- **TASK OBJECTIVE**: From the entries that follow, gather each line holding the word "Build".

- **GIVEN DATA**:
_ _ _ _ _ _ _

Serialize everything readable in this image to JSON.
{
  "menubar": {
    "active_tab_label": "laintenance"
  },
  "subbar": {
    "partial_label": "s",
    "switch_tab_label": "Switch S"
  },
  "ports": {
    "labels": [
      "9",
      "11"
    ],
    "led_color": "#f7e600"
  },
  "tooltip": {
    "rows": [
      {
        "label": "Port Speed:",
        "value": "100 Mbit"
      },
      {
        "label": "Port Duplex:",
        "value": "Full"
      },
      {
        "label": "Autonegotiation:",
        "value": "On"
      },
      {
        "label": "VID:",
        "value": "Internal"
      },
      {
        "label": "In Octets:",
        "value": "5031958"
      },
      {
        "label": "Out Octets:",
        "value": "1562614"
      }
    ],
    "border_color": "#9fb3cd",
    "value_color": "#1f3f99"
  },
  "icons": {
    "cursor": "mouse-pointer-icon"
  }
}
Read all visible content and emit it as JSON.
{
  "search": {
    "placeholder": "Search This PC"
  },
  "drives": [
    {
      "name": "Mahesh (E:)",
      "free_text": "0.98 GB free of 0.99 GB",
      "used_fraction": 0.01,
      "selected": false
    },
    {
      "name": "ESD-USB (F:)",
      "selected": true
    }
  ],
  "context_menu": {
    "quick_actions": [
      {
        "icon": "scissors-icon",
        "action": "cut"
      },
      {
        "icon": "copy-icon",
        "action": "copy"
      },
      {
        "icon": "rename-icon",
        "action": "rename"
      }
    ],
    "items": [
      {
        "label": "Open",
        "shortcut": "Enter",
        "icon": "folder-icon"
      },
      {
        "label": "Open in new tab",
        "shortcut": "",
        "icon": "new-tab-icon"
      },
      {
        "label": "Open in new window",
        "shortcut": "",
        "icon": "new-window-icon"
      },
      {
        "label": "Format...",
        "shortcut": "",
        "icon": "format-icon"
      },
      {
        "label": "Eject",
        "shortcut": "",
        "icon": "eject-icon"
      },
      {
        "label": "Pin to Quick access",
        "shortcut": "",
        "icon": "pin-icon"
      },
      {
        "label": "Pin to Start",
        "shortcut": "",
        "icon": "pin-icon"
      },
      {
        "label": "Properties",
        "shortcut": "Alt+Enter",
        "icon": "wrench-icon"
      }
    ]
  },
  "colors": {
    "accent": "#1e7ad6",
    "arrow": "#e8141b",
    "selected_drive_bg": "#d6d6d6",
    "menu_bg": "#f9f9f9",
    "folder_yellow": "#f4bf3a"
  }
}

_ _ _ _ _ _ _

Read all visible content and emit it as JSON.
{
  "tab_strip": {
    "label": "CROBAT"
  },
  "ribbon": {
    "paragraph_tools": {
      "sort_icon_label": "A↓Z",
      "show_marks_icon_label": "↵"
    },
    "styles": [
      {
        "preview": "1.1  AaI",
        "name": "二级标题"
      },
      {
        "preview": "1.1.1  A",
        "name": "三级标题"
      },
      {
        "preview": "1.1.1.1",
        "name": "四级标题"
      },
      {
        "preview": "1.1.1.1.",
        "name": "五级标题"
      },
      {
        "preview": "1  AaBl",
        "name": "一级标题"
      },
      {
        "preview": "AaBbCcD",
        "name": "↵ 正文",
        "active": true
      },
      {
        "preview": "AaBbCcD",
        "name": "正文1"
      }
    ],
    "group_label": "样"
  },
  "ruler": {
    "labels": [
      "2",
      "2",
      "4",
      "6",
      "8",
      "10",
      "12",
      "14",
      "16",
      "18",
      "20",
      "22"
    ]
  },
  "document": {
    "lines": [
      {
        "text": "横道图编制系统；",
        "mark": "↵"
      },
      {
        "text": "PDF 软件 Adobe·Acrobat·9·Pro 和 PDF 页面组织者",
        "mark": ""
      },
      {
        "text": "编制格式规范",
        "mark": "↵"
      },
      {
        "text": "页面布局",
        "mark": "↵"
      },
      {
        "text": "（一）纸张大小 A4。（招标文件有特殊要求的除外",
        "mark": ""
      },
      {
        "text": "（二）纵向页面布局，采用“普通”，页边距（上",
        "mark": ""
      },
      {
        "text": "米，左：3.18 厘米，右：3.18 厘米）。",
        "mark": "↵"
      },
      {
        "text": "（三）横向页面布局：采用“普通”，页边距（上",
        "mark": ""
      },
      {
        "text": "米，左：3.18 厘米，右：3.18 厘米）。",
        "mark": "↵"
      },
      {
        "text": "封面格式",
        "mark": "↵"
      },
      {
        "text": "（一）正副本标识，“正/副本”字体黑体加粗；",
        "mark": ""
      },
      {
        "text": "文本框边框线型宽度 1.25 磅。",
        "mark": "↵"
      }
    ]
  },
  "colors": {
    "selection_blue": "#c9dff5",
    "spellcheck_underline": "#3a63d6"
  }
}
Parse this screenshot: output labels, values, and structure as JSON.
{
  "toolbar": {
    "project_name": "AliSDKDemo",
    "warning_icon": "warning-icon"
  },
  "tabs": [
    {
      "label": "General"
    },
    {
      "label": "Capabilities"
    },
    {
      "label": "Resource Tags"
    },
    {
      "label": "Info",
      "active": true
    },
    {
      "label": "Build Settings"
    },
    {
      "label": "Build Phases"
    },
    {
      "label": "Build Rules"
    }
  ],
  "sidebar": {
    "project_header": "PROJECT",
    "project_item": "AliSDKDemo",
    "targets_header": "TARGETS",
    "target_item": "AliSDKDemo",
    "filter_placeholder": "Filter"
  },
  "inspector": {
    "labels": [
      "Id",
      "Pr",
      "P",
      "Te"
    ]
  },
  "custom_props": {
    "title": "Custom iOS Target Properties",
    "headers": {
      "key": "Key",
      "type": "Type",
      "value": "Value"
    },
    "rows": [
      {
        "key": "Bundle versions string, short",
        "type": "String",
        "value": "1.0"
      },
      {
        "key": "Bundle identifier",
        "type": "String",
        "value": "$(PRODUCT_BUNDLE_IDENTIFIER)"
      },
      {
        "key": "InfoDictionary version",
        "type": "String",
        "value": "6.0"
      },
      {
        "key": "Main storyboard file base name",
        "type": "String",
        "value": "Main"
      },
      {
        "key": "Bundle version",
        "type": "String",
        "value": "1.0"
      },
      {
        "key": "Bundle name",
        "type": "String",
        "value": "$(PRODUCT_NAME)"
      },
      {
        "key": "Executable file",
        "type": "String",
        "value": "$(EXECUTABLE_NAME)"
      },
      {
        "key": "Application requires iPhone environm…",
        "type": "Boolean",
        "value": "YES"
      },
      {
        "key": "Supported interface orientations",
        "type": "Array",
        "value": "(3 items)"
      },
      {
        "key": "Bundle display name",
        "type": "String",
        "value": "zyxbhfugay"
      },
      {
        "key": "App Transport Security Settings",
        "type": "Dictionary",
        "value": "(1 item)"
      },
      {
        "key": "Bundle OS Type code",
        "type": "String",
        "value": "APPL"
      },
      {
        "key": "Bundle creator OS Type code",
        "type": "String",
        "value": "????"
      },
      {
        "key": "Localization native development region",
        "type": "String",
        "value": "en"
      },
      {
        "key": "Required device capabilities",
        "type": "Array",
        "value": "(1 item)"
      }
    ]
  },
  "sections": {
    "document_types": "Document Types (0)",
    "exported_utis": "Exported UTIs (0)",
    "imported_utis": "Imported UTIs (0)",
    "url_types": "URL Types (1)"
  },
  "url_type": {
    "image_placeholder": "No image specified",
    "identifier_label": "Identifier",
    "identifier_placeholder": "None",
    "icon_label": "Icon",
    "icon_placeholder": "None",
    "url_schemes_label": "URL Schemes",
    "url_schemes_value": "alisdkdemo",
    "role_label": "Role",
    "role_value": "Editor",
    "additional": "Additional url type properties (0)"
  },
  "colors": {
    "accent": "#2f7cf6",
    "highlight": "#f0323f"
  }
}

_ _ _ _ _ _ _

- **EXERCISE RESPONSE**:
      "label": "Build Settings"
      "label": "Build Phases"
      "label": "Build Rules"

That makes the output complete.